_What to work on_
Reproduce every record exactly as it appears, but not the pictures.

==== Entries ====

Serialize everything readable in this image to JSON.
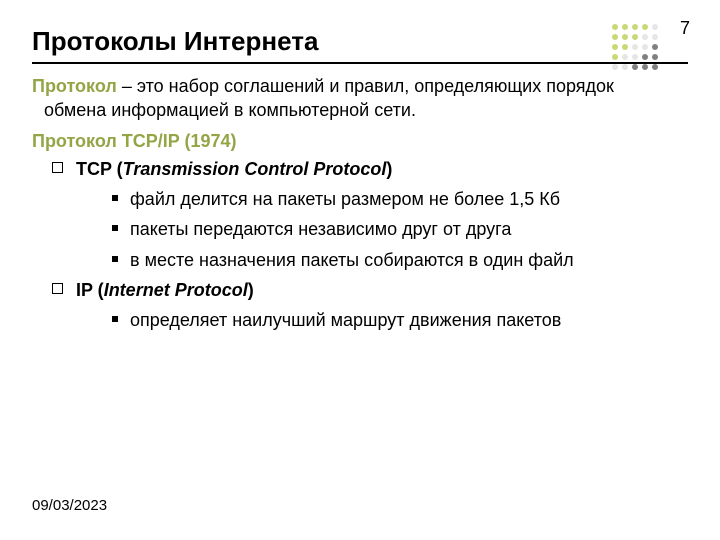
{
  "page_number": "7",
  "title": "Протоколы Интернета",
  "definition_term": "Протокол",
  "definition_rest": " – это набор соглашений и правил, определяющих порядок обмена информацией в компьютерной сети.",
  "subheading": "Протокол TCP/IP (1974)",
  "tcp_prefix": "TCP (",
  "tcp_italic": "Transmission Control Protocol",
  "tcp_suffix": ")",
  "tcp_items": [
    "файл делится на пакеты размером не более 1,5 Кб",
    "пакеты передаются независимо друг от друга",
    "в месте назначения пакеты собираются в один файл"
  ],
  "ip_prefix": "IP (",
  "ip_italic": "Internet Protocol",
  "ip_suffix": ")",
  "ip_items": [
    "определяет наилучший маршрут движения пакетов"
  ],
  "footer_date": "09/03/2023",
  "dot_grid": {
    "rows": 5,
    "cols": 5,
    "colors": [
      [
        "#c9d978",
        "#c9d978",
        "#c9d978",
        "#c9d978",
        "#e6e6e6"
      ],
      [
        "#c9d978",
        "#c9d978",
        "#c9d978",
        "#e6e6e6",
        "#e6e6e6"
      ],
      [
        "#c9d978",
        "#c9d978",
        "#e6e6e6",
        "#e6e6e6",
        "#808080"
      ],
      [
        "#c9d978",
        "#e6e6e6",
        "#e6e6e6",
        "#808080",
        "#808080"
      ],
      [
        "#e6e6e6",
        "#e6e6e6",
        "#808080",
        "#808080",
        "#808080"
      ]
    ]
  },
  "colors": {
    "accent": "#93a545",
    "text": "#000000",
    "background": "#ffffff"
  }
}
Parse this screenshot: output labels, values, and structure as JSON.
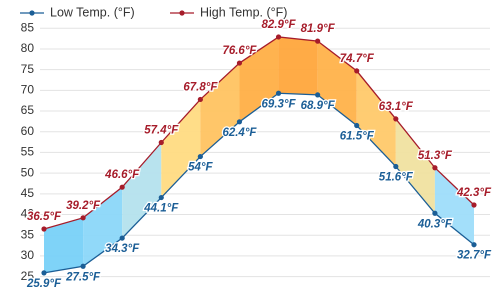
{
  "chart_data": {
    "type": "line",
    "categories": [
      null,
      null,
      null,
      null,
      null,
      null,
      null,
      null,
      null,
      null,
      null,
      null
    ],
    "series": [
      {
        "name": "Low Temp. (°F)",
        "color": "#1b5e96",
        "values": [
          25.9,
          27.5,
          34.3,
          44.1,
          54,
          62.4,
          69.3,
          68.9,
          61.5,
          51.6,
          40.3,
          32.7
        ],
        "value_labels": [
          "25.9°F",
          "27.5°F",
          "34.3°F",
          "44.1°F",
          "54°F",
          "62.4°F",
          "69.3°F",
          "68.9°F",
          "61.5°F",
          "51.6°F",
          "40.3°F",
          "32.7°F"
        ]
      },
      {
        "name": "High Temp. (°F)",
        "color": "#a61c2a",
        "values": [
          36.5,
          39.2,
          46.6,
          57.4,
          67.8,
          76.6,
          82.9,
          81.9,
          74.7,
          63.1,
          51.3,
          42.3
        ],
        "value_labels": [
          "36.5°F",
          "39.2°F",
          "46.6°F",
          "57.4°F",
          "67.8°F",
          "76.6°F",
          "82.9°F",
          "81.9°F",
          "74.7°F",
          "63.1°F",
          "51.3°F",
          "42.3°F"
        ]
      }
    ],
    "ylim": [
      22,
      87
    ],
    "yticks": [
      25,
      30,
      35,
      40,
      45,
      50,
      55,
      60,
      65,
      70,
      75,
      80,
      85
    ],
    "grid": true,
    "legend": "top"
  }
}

====

_The output_
Serialize everything readable in this image to JSON.
{
  "page_number": "7",
  "title": "Протоколы Интернета",
  "definition_term": "Протокол",
  "definition_rest": " – это набор соглашений и правил, определяющих порядок обмена информацией в компьютерной сети.",
  "subheading": "Протокол TCP/IP (1974)",
  "tcp_prefix": "TCP (",
  "tcp_italic": "Transmission Control Protocol",
  "tcp_suffix": ")",
  "tcp_items": [
    "файл делится на пакеты размером не более 1,5 Кб",
    "пакеты передаются независимо друг от друга",
    "в месте назначения пакеты собираются в один файл"
  ],
  "ip_prefix": "IP (",
  "ip_italic": "Internet Protocol",
  "ip_suffix": ")",
  "ip_items": [
    "определяет наилучший маршрут движения пакетов"
  ],
  "footer_date": "09/03/2023",
  "dot_grid": {
    "rows": 5,
    "cols": 5,
    "colors": [
      [
        "#c9d978",
        "#c9d978",
        "#c9d978",
        "#c9d978",
        "#e6e6e6"
      ],
      [
        "#c9d978",
        "#c9d978",
        "#c9d978",
        "#e6e6e6",
        "#e6e6e6"
      ],
      [
        "#c9d978",
        "#c9d978",
        "#e6e6e6",
        "#e6e6e6",
        "#808080"
      ],
      [
        "#c9d978",
        "#e6e6e6",
        "#e6e6e6",
        "#808080",
        "#808080"
      ],
      [
        "#e6e6e6",
        "#e6e6e6",
        "#808080",
        "#808080",
        "#808080"
      ]
    ]
  },
  "colors": {
    "accent": "#93a545",
    "text": "#000000",
    "background": "#ffffff"
  }
}
Parse this screenshot: output labels, values, and structure as JSON.
{
  "chart_data": {
    "type": "line",
    "categories": [
      null,
      null,
      null,
      null,
      null,
      null,
      null,
      null,
      null,
      null,
      null,
      null
    ],
    "series": [
      {
        "name": "Low Temp. (°F)",
        "color": "#1b5e96",
        "values": [
          25.9,
          27.5,
          34.3,
          44.1,
          54,
          62.4,
          69.3,
          68.9,
          61.5,
          51.6,
          40.3,
          32.7
        ],
        "value_labels": [
          "25.9°F",
          "27.5°F",
          "34.3°F",
          "44.1°F",
          "54°F",
          "62.4°F",
          "69.3°F",
          "68.9°F",
          "61.5°F",
          "51.6°F",
          "40.3°F",
          "32.7°F"
        ]
      },
      {
        "name": "High Temp. (°F)",
        "color": "#a61c2a",
        "values": [
          36.5,
          39.2,
          46.6,
          57.4,
          67.8,
          76.6,
          82.9,
          81.9,
          74.7,
          63.1,
          51.3,
          42.3
        ],
        "value_labels": [
          "36.5°F",
          "39.2°F",
          "46.6°F",
          "57.4°F",
          "67.8°F",
          "76.6°F",
          "82.9°F",
          "81.9°F",
          "74.7°F",
          "63.1°F",
          "51.3°F",
          "42.3°F"
        ]
      }
    ],
    "ylim": [
      22,
      87
    ],
    "yticks": [
      25,
      30,
      35,
      40,
      45,
      50,
      55,
      60,
      65,
      70,
      75,
      80,
      85
    ],
    "grid": true,
    "legend": "top"
  }
}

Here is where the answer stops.